**PROBLEM STATEMENT:** Examine the entries and show every line in which the word "Ловозерский" is found.
—————
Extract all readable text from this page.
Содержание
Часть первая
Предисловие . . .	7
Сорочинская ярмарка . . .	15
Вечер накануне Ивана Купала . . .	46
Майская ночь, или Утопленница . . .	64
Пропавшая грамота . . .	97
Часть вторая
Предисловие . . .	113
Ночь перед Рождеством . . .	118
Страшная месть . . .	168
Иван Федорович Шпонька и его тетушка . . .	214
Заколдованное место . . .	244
—————
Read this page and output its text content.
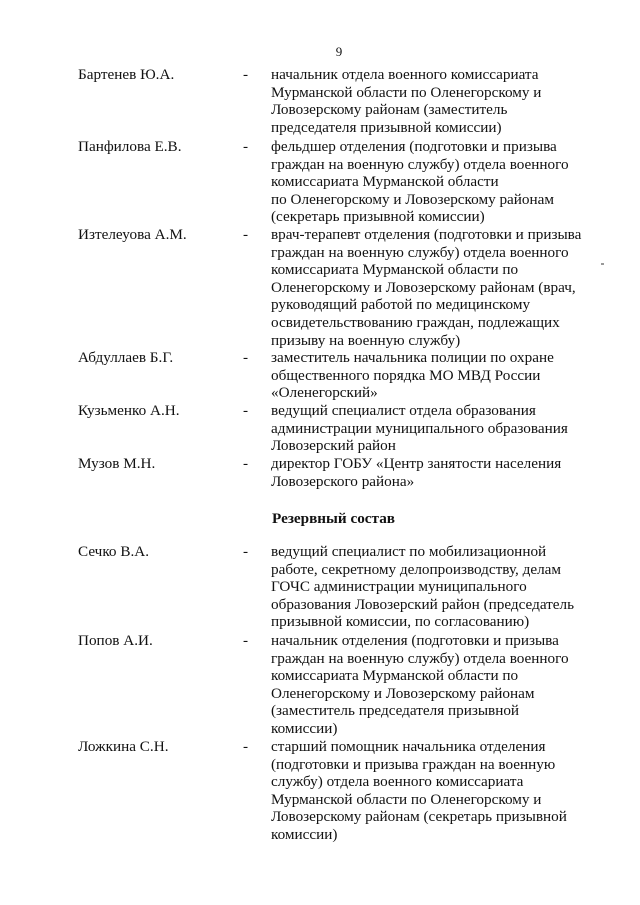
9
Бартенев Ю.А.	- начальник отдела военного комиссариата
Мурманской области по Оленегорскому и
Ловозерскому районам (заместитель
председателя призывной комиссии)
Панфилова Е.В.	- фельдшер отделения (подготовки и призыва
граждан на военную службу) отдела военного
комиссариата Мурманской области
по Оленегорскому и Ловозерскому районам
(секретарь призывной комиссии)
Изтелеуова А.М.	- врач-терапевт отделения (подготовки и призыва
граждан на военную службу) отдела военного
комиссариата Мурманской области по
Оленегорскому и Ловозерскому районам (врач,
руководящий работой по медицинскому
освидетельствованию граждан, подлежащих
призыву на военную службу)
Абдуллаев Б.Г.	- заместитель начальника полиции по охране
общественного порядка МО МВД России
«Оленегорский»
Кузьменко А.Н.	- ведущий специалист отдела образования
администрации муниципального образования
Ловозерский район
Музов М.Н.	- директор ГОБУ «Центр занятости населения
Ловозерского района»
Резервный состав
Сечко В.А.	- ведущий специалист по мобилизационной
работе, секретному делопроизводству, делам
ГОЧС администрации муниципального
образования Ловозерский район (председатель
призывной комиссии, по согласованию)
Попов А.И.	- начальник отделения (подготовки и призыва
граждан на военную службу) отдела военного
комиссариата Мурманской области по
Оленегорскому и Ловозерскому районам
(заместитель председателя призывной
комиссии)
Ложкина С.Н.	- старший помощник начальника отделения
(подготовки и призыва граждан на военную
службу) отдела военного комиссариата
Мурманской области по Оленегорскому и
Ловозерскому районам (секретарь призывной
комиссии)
—————
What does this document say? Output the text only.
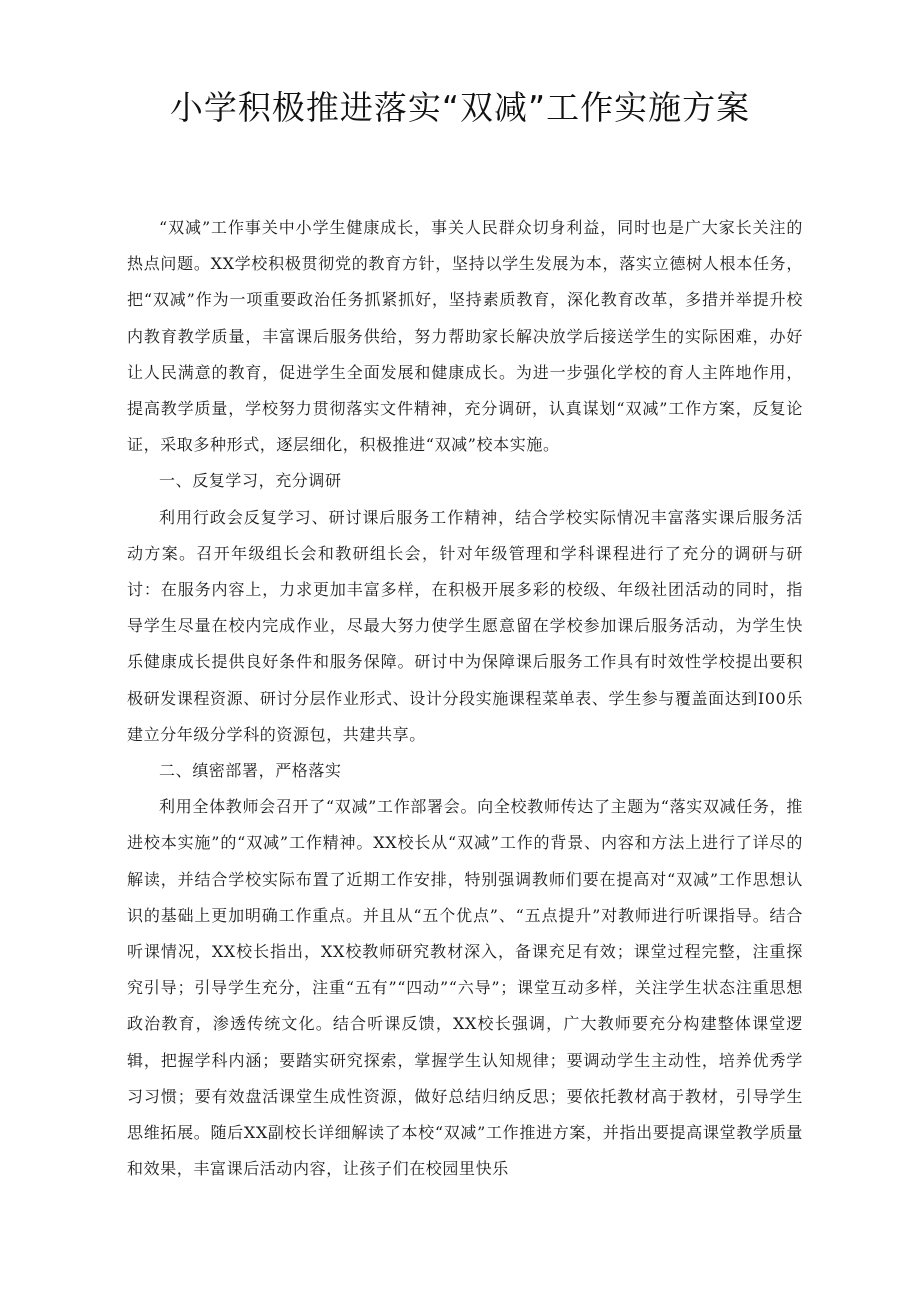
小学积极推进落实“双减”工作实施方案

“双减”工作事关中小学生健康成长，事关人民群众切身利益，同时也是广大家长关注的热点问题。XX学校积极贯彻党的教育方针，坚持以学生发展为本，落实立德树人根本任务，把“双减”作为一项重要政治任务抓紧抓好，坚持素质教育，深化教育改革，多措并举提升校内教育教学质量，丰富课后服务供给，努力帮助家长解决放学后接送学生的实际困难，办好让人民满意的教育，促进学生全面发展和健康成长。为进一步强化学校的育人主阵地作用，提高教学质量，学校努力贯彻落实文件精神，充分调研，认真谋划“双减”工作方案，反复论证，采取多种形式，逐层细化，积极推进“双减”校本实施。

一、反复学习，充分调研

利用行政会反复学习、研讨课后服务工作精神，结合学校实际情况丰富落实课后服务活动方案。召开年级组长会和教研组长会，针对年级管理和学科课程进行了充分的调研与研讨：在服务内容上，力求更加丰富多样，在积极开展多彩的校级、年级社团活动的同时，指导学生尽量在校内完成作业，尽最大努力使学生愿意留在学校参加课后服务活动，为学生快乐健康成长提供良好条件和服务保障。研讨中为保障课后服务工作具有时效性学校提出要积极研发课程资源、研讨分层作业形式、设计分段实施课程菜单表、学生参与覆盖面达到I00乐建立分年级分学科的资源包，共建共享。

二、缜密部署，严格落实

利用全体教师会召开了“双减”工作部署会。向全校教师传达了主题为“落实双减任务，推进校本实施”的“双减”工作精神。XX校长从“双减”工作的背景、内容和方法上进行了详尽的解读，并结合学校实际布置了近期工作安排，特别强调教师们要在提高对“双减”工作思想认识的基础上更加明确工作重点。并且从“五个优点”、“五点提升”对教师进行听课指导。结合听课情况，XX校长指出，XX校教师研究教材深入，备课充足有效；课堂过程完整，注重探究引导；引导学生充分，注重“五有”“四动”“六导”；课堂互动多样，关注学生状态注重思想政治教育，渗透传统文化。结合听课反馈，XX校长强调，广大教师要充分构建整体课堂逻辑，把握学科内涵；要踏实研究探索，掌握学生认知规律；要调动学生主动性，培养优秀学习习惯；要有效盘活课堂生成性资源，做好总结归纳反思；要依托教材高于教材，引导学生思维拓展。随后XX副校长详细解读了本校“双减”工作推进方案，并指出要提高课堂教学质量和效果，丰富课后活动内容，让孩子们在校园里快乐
—————
**THE ANSWER:**
Ловозерский район
образования Ловозерский район (председатель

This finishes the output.